* [Set problem]: Reproduce every record exactly as it appears, but not the pictures.

* [Data for the task]:
____________
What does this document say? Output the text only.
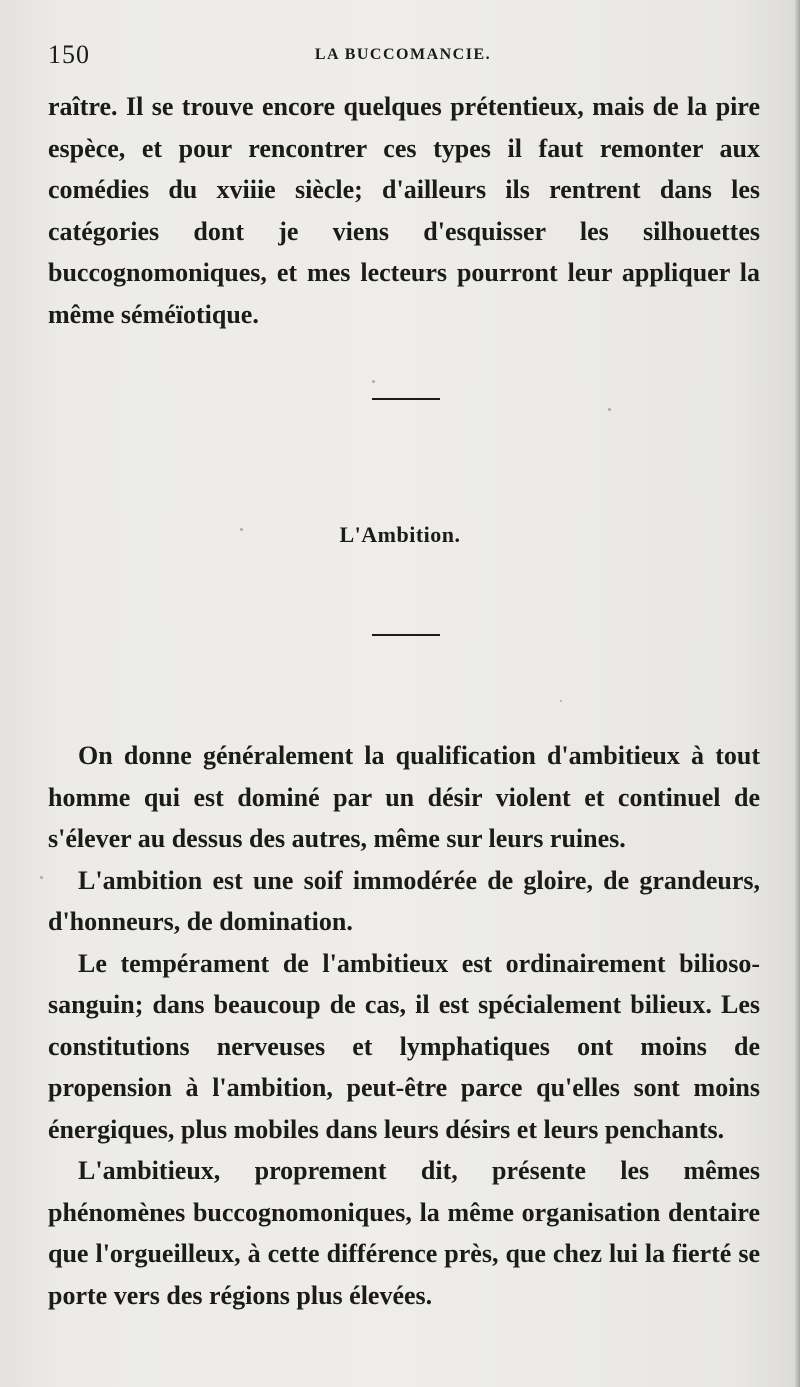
150	LA BUCCOMANCIE.

raître. Il se trouve encore quelques prétentieux, mais de la pire espèce, et pour rencontrer ces types il faut remonter aux comédies du xviiie siècle; d'ailleurs ils rentrent dans les catégories dont je viens d'esquisser les silhouettes buccognomoniques, et mes lecteurs pourront leur appliquer la même séméïotique.

L'Ambition.

On donne généralement la qualification d'ambitieux à tout homme qui est dominé par un désir violent et continuel de s'élever au dessus des autres, même sur leurs ruines.

L'ambition est une soif immodérée de gloire, de grandeurs, d'honneurs, de domination.

Le tempérament de l'ambitieux est ordinairement bilioso-sanguin; dans beaucoup de cas, il est spécialement bilieux. Les constitutions nerveuses et lymphatiques ont moins de propension à l'ambition, peut-être parce qu'elles sont moins énergiques, plus mobiles dans leurs désirs et leurs penchants.

L'ambitieux, proprement dit, présente les mêmes phénomènes buccognomoniques, la même organisation dentaire que l'orgueilleux, à cette différence près, que chez lui la fierté se porte vers des régions plus élevées.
____________
* [Correct result]:
What does this document say? Output the text only.
150	LA BUCCOMANCIE.

raître. Il se trouve encore quelques prétentieux, mais de la pire espèce, et pour rencontrer ces types il faut remonter aux comédies du xviiie siècle; d'ailleurs ils rentrent dans les catégories dont je viens d'esquisser les silhouettes buccognomoniques, et mes lecteurs pourront leur appliquer la même séméïotique.

L'Ambition.

On donne généralement la qualification d'ambitieux à tout homme qui est dominé par un désir violent et continuel de s'élever au dessus des autres, même sur leurs ruines.

L'ambition est une soif immodérée de gloire, de grandeurs, d'honneurs, de domination.

Le tempérament de l'ambitieux est ordinairement bilioso-sanguin; dans beaucoup de cas, il est spécialement bilieux. Les constitutions nerveuses et lymphatiques ont moins de propension à l'ambition, peut-être parce qu'elles sont moins énergiques, plus mobiles dans leurs désirs et leurs penchants.

L'ambitieux, proprement dit, présente les mêmes phénomènes buccognomoniques, la même organisation dentaire que l'orgueilleux, à cette différence près, que chez lui la fierté se porte vers des régions plus élevées.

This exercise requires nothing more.